====== INPUT MATERIAL

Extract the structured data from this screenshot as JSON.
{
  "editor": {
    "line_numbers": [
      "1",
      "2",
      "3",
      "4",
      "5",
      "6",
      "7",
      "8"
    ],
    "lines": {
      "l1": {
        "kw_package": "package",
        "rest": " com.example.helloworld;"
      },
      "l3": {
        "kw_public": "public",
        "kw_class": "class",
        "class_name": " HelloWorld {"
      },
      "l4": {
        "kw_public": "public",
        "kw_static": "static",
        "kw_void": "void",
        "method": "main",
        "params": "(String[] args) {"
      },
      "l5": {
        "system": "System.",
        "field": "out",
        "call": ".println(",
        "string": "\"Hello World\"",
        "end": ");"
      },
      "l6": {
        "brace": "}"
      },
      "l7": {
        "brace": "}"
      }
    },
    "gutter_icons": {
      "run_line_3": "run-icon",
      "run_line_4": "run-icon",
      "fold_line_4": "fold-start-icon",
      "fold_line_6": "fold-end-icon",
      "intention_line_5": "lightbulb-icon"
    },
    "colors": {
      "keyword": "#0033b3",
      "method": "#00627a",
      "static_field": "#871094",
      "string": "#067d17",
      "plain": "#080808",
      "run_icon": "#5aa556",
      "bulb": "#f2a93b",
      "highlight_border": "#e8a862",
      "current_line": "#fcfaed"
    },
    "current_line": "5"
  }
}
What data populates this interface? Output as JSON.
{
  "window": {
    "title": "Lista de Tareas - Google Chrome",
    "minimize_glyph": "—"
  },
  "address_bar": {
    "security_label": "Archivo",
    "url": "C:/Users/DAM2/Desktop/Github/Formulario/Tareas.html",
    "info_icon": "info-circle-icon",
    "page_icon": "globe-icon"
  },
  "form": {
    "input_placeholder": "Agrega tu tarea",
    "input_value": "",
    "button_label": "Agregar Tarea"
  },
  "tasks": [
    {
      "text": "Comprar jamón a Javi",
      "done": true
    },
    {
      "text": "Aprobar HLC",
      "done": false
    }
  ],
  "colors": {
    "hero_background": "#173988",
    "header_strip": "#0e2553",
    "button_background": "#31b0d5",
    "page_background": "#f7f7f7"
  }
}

============

EXERCISE DETAILS -> Repeat all the entries exactly as given.

THE RESULT ->
Extract the structured data from this screenshot as JSON.
{
  "editor": {
    "line_numbers": [
      "1",
      "2",
      "3",
      "4",
      "5",
      "6",
      "7",
      "8"
    ],
    "lines": {
      "l1": {
        "kw_package": "package",
        "rest": " com.example.helloworld;"
      },
      "l3": {
        "kw_public": "public",
        "kw_class": "class",
        "class_name": " HelloWorld {"
      },
      "l4": {
        "kw_public": "public",
        "kw_static": "static",
        "kw_void": "void",
        "method": "main",
        "params": "(String[] args) {"
      },
      "l5": {
        "system": "System.",
        "field": "out",
        "call": ".println(",
        "string": "\"Hello World\"",
        "end": ");"
      },
      "l6": {
        "brace": "}"
      },
      "l7": {
        "brace": "}"
      }
    },
    "gutter_icons": {
      "run_line_3": "run-icon",
      "run_line_4": "run-icon",
      "fold_line_4": "fold-start-icon",
      "fold_line_6": "fold-end-icon",
      "intention_line_5": "lightbulb-icon"
    },
    "colors": {
      "keyword": "#0033b3",
      "method": "#00627a",
      "static_field": "#871094",
      "string": "#067d17",
      "plain": "#080808",
      "run_icon": "#5aa556",
      "bulb": "#f2a93b",
      "highlight_border": "#e8a862",
      "current_line": "#fcfaed"
    },
    "current_line": "5"
  }
}
What data populates this interface? Output as JSON.
{
  "window": {
    "title": "Lista de Tareas - Google Chrome",
    "minimize_glyph": "—"
  },
  "address_bar": {
    "security_label": "Archivo",
    "url": "C:/Users/DAM2/Desktop/Github/Formulario/Tareas.html",
    "info_icon": "info-circle-icon",
    "page_icon": "globe-icon"
  },
  "form": {
    "input_placeholder": "Agrega tu tarea",
    "input_value": "",
    "button_label": "Agregar Tarea"
  },
  "tasks": [
    {
      "text": "Comprar jamón a Javi",
      "done": true
    },
    {
      "text": "Aprobar HLC",
      "done": false
    }
  ],
  "colors": {
    "hero_background": "#173988",
    "header_strip": "#0e2553",
    "button_background": "#31b0d5",
    "page_background": "#f7f7f7"
  }
}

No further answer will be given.